- [Do this]:
Below are some entries. Copy each line that holds the string "Delegato".

Data entries:
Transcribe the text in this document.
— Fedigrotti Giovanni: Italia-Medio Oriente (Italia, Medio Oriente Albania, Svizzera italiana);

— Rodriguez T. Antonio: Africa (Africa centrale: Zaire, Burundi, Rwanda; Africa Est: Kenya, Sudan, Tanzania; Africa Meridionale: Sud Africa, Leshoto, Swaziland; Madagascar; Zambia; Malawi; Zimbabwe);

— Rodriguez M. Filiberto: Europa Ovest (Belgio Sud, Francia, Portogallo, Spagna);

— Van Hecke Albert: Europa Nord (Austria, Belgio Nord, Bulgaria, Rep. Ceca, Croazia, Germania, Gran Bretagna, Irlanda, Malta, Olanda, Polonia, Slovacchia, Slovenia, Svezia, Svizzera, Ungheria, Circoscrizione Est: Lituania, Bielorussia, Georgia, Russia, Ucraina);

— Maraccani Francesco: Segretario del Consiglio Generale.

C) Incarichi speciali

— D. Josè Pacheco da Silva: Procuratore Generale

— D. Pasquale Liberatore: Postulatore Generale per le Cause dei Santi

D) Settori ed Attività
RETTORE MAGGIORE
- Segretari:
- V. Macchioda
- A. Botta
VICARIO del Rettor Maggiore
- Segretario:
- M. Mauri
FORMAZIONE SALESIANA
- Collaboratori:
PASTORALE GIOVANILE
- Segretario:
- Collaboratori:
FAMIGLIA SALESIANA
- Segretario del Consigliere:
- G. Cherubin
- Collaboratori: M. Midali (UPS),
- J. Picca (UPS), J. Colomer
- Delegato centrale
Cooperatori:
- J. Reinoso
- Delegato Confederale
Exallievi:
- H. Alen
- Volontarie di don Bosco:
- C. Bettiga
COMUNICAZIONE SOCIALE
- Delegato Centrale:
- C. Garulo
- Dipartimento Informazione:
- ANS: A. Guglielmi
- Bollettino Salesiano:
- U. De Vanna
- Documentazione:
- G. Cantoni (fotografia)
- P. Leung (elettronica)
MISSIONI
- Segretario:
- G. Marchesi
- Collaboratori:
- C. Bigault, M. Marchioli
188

- [Written response]:
- Delegato centrale
- Delegato Confederale
- Delegato Centrale:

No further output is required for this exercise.